-- START Extracted material --
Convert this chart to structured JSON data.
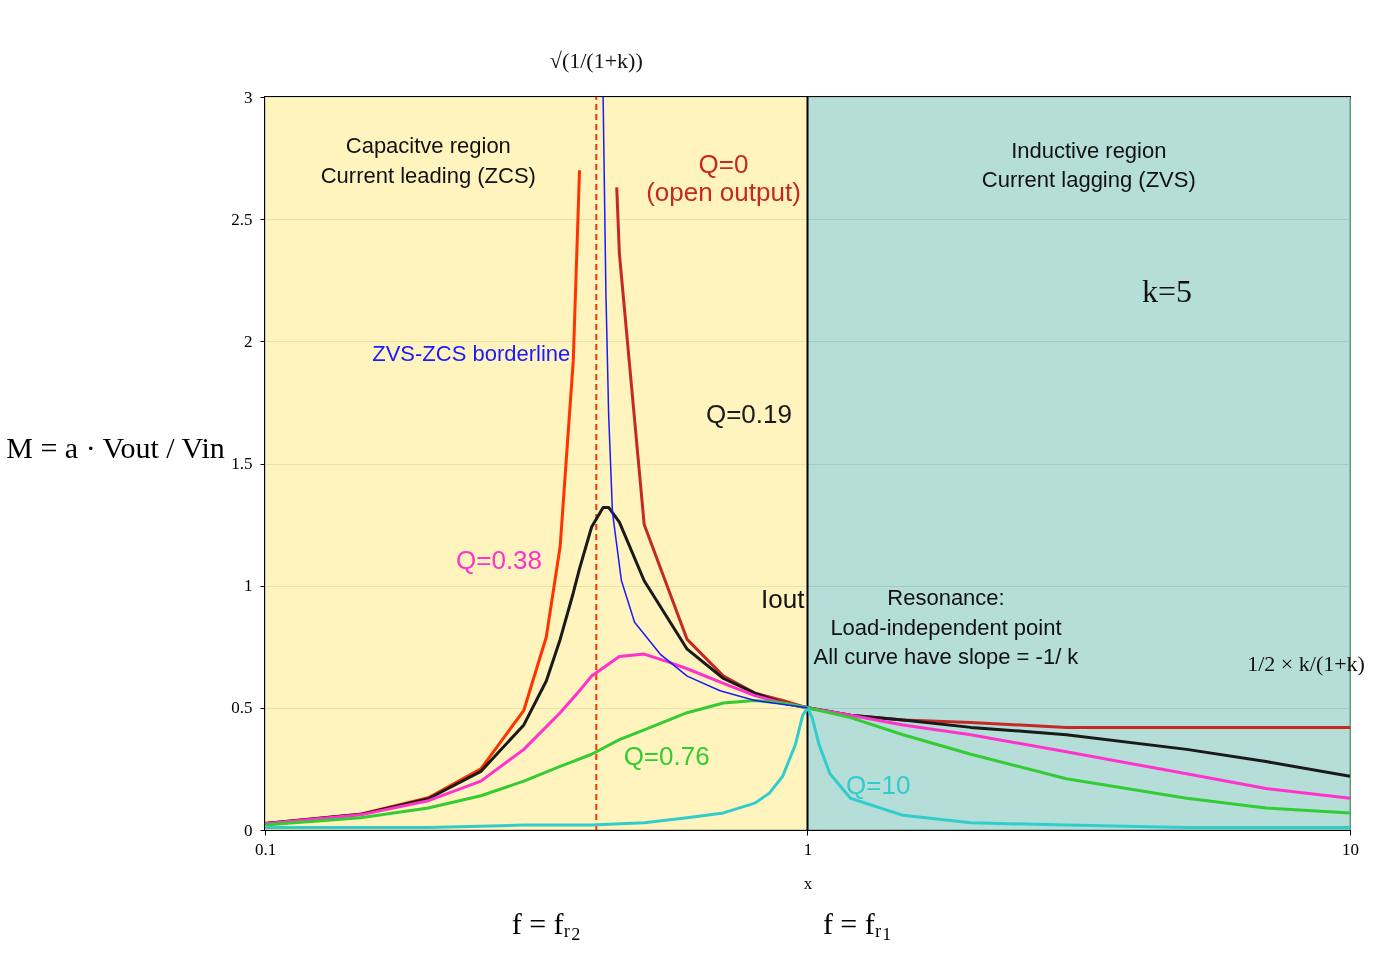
{
  "chart_data": {
    "type": "line",
    "xlabel": "x",
    "ylabel": "M = a · Vout / Vin",
    "log": "x",
    "xlim": [
      0.1,
      10
    ],
    "ylim": [
      0,
      3
    ],
    "xticks": [
      0.1,
      1,
      10
    ],
    "yticks": [
      0,
      0.5,
      1,
      1.5,
      2,
      2.5,
      3
    ],
    "grid": true,
    "marker": "none",
    "line_style": "solid",
    "series": [
      {
        "color": "#ff3300",
        "x": [
          0.1,
          0.15,
          0.2,
          0.25,
          0.3,
          0.33,
          0.35,
          0.37,
          0.38
        ],
        "values": [
          0.027,
          0.065,
          0.132,
          0.25,
          0.49,
          0.79,
          1.16,
          1.92,
          2.7
        ]
      },
      {
        "name": "Q=0\n(open output)",
        "color": "#c62828",
        "x": [
          0.445,
          0.45,
          0.5,
          0.6,
          0.7,
          0.8,
          0.9,
          1,
          1.2,
          1.5,
          2,
          3,
          5,
          7,
          10
        ],
        "values": [
          2.63,
          2.36,
          1.25,
          0.78,
          0.63,
          0.56,
          0.53,
          0.5,
          0.47,
          0.45,
          0.44,
          0.42,
          0.42,
          0.42,
          0.42
        ]
      },
      {
        "name": "Q=0.19",
        "color": "#1a1a1a",
        "x": [
          0.1,
          0.15,
          0.2,
          0.25,
          0.3,
          0.33,
          0.35,
          0.37,
          0.38,
          0.4,
          0.42,
          0.43,
          0.45,
          0.5,
          0.6,
          0.7,
          0.8,
          0.9,
          1,
          1.2,
          1.5,
          2,
          3,
          5,
          7,
          10
        ],
        "values": [
          0.027,
          0.064,
          0.128,
          0.24,
          0.43,
          0.61,
          0.78,
          0.97,
          1.07,
          1.24,
          1.32,
          1.32,
          1.26,
          1.02,
          0.74,
          0.62,
          0.56,
          0.52,
          0.5,
          0.47,
          0.45,
          0.42,
          0.39,
          0.33,
          0.28,
          0.22
        ]
      },
      {
        "name": "Q=0.38",
        "color": "#ff33cc",
        "x": [
          0.1,
          0.15,
          0.2,
          0.25,
          0.3,
          0.35,
          0.38,
          0.4,
          0.45,
          0.5,
          0.55,
          0.6,
          0.7,
          0.8,
          0.9,
          1,
          1.2,
          1.5,
          2,
          3,
          5,
          7,
          10
        ],
        "values": [
          0.026,
          0.062,
          0.12,
          0.2,
          0.33,
          0.48,
          0.57,
          0.63,
          0.71,
          0.72,
          0.69,
          0.66,
          0.6,
          0.55,
          0.52,
          0.5,
          0.47,
          0.43,
          0.39,
          0.32,
          0.23,
          0.17,
          0.13
        ]
      },
      {
        "name": "Q=0.76",
        "color": "#33cc33",
        "x": [
          0.1,
          0.15,
          0.2,
          0.25,
          0.3,
          0.35,
          0.4,
          0.45,
          0.5,
          0.6,
          0.7,
          0.8,
          0.9,
          1,
          1.2,
          1.5,
          2,
          3,
          5,
          7,
          10
        ],
        "values": [
          0.02,
          0.05,
          0.09,
          0.14,
          0.2,
          0.26,
          0.31,
          0.37,
          0.41,
          0.48,
          0.52,
          0.53,
          0.52,
          0.5,
          0.46,
          0.39,
          0.31,
          0.21,
          0.13,
          0.09,
          0.07
        ]
      },
      {
        "name": "Q=10",
        "color": "#33cccc",
        "x": [
          0.1,
          0.2,
          0.3,
          0.4,
          0.5,
          0.6,
          0.7,
          0.8,
          0.85,
          0.9,
          0.95,
          0.98,
          1,
          1.02,
          1.05,
          1.1,
          1.2,
          1.5,
          2,
          3,
          5,
          10
        ],
        "values": [
          0.01,
          0.01,
          0.02,
          0.02,
          0.03,
          0.05,
          0.07,
          0.11,
          0.15,
          0.22,
          0.35,
          0.47,
          0.5,
          0.46,
          0.35,
          0.23,
          0.13,
          0.06,
          0.03,
          0.02,
          0.01,
          0.01
        ]
      },
      {
        "name": "ZVS-ZCS borderline",
        "color": "#1a1aff",
        "x": [
          0.42,
          0.425,
          0.43,
          0.437,
          0.454,
          0.48,
          0.535,
          0.6,
          0.69,
          0.8,
          1
        ],
        "values": [
          3,
          2.2,
          1.7,
          1.3,
          1.02,
          0.85,
          0.72,
          0.63,
          0.57,
          0.53,
          0.5
        ]
      }
    ],
    "bands": [
      {
        "axis": "x",
        "from": 0.1,
        "to": 1,
        "color": "#fff2b3"
      },
      {
        "axis": "x",
        "from": 1,
        "to": 10,
        "color": "#a8d8d2"
      }
    ],
    "ref_lines": [
      {
        "axis": "x",
        "value": 0.408,
        "label": "f = fᵣ₂",
        "color": "#ff3300",
        "line_style": "dashed"
      },
      {
        "axis": "x",
        "value": 1,
        "label": "f = fᵣ₁",
        "color": "#000000",
        "line_style": "solid"
      }
    ],
    "annotations": [
      "Capacitve region\nCurrent leading (ZCS)",
      "Inductive region\nCurrent lagging (ZVS)",
      "k=5",
      "Iout",
      "Resonance:\nLoad-independent point\nAll curve have slope = -1/ k",
      "1/2 × k/(1+k)",
      "√(1/(1+k))"
    ]
  }
}
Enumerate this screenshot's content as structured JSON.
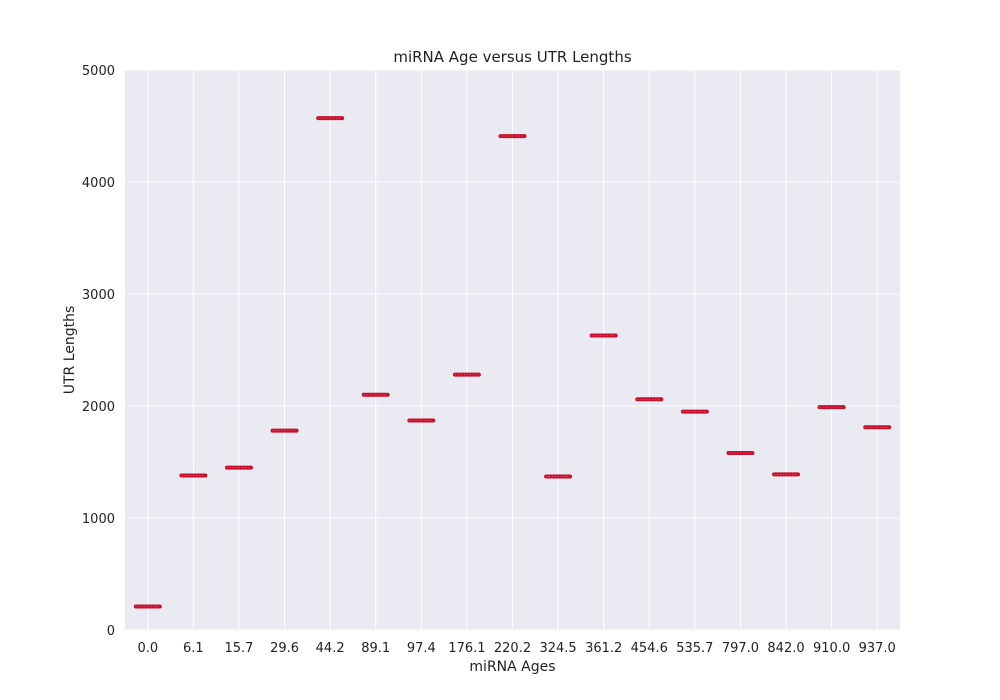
{
  "chart_data": {
    "type": "scatter",
    "title": "miRNA Age versus UTR Lengths",
    "xlabel": "miRNA Ages",
    "ylabel": "UTR Lengths",
    "categories": [
      "0.0",
      "6.1",
      "15.7",
      "29.6",
      "44.2",
      "89.1",
      "97.4",
      "176.1",
      "220.2",
      "324.5",
      "361.2",
      "454.6",
      "535.7",
      "797.0",
      "842.0",
      "910.0",
      "937.0"
    ],
    "values": [
      210,
      1380,
      1450,
      1780,
      4570,
      2100,
      1870,
      2280,
      4410,
      1370,
      2630,
      2060,
      1950,
      1580,
      1390,
      1990,
      1810
    ],
    "ylim": [
      0,
      5000
    ],
    "yticks": [
      0,
      1000,
      2000,
      3000,
      4000,
      5000
    ],
    "grid": true,
    "legend": "none",
    "colors": {
      "background": "#eaeaf2",
      "grid": "#ffffff",
      "marker": "#c8102e"
    }
  }
}
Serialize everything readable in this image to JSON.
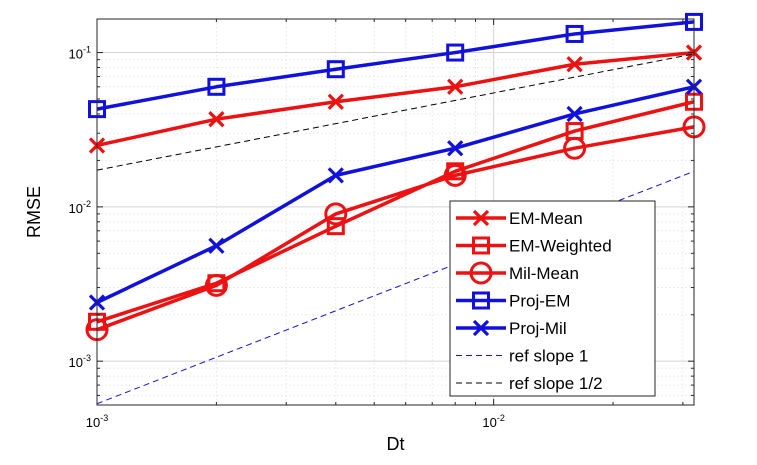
-- END Extracted material --
● Prompt:
Pick out the lines above that hold the string "miRNA" and show them.

● Final result:
    "title": "miRNA Age versus UTR Lengths",
    "xlabel": "miRNA Ages",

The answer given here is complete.